§ Текст для упражнения:
Он родился в Бруксвилле, штат Мэн, 14 мая 1823 года. Его назвали Дэвидом в честь отца и Этвудом в честь мисс Гарриет Этвуд, проповедницы и миссионерки, которая в то время была преданным другом его матери, — и говорили, что Уоссон приписывал свою необычайную умственную активность во многом ее влиянию. Его мать умерла, когда он был еще слишком мал, чтобы помнить ее, но ее место, к счастью, заняла добрая и разумная мачеха; это не такое уж редкое явление, как думают некоторые. Его отец принадлежал к классу людей, которых можно встретить только на побережье Мэна, — они одновременно рыбаки, фермеры и мореходы; это гораздо более интеллигентный и культурный класс, чем сельскохозяйственное население внутренних районов. Путешествие на паруснике среди островов от Рокленда до Маунт-Дезерт прекрасно, и самая приятная его часть, по крайней мере для меня, — это вид ухоженных ферм с красивым скотом и чисто выстриженными сенокосными лугами, которые тянутся вдоль побережья. Наши лучшие кораблестроители вышли из среды этих людей.

Бруксвилл — это редко разбросанное поселение на западной стороне скалистого и даже гористого полуострова. Глубокий и узкий пролив отделяет его от Кастина, который приходится пересекать на пароме. Дом Дэвида Уоссона-старшего находится чуть более чем в полумиле от паромной переправы; это большой, вместительный двухэтажный дом, гораздо лучше среднего фермерского дома, с двумя большими амбарами и многочисленными хозяйственными постройками. Между ним и дорогой находится фруктовый сад, а с одной стороны — крытая веранда или терраса. К западу от него протекает форелевый ручей, за ним — еловая роща, а вдали виднеются синие холмы Камдена. С южной стороны море подступает к самому краю фермы, а дорога на Седжвик вьется вокруг гряды на востоке. Это было подходящее место рождения для поэта или художника.

§ Выдержки из записей:
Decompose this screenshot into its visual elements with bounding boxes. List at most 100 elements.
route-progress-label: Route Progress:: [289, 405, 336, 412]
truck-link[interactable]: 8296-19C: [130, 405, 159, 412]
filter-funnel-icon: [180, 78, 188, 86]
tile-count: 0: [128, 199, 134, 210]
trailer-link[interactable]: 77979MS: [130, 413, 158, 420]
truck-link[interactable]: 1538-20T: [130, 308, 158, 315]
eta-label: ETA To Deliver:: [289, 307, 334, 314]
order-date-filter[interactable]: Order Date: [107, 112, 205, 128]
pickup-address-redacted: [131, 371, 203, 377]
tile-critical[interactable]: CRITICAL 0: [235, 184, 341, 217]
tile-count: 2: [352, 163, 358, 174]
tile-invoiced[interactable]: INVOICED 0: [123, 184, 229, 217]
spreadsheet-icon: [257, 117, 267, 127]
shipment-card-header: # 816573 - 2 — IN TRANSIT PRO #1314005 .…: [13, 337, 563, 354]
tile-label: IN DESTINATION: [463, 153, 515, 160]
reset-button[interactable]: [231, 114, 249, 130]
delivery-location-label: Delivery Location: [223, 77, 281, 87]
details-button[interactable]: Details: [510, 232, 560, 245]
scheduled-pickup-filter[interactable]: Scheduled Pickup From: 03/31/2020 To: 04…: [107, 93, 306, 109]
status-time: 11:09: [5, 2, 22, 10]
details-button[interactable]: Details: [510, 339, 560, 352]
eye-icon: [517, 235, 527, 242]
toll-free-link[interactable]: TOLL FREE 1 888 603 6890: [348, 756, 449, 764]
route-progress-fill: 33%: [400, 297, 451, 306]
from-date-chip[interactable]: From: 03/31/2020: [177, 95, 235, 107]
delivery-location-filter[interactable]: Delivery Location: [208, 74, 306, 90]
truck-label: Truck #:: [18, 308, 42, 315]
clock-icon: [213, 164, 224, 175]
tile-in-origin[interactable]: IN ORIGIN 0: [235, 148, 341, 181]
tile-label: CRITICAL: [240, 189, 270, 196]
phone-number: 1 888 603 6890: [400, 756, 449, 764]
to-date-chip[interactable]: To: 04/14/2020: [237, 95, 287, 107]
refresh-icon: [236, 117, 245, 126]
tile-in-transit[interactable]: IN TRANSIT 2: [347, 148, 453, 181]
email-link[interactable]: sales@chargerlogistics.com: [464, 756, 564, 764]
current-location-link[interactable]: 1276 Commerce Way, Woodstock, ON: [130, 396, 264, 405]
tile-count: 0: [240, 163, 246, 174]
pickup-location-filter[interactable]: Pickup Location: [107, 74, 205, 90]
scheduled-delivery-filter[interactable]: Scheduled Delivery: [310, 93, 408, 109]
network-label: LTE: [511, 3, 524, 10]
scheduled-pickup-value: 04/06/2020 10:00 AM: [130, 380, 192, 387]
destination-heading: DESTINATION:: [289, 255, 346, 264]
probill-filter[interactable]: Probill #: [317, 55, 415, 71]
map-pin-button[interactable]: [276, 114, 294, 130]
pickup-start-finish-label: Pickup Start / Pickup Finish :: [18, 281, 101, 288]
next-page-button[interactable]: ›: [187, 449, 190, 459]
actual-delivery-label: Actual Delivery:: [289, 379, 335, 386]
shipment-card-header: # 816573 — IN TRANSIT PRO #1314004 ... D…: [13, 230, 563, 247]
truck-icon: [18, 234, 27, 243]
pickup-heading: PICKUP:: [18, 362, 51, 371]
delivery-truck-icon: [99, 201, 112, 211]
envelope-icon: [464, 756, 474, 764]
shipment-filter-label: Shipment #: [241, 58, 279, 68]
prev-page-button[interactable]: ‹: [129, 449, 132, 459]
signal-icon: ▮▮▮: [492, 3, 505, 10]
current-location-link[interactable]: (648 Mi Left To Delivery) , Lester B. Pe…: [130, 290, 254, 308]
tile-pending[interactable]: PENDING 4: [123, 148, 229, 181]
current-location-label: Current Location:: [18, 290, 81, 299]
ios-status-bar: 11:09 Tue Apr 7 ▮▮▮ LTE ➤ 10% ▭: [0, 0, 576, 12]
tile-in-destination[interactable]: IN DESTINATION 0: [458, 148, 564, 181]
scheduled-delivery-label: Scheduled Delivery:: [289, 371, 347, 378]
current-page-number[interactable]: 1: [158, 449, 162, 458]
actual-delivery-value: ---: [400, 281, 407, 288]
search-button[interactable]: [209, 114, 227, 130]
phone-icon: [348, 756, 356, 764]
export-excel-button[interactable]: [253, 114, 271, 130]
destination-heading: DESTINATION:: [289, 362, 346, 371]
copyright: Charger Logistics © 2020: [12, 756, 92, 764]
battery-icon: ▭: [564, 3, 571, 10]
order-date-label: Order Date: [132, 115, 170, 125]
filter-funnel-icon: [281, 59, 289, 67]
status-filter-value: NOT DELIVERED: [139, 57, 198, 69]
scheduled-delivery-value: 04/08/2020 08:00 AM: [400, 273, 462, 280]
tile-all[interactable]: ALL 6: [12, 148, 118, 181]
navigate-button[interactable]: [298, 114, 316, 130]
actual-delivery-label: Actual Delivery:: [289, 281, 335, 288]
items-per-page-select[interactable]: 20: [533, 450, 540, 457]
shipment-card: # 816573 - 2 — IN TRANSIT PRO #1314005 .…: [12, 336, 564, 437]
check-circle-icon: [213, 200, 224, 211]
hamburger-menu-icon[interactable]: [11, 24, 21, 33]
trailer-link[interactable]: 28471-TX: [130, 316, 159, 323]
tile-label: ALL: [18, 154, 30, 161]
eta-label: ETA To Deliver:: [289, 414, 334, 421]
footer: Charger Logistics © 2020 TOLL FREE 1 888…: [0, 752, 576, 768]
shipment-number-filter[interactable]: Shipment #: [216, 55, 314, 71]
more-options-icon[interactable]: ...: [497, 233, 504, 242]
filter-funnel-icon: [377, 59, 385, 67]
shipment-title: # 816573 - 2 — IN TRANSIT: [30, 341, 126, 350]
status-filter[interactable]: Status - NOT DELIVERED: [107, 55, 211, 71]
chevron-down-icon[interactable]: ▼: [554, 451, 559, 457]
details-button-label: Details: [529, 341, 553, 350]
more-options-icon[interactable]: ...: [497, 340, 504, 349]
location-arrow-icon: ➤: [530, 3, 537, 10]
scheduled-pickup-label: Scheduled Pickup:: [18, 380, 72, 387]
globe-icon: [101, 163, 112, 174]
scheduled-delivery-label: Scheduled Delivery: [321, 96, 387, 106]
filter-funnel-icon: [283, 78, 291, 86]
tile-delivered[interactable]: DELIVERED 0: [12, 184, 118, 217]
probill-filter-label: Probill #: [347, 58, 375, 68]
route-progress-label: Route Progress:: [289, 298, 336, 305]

§ Ваше задание: Пожалуйста, выпишите все географические названия из текста для упражнения в порядке их первого появления, каждое в именительном падеже.

§ Ответ ниже: Бруксвилл, Мэн, Рокленд, Маунт-Дезерт, Кастин, Камден, Седжвик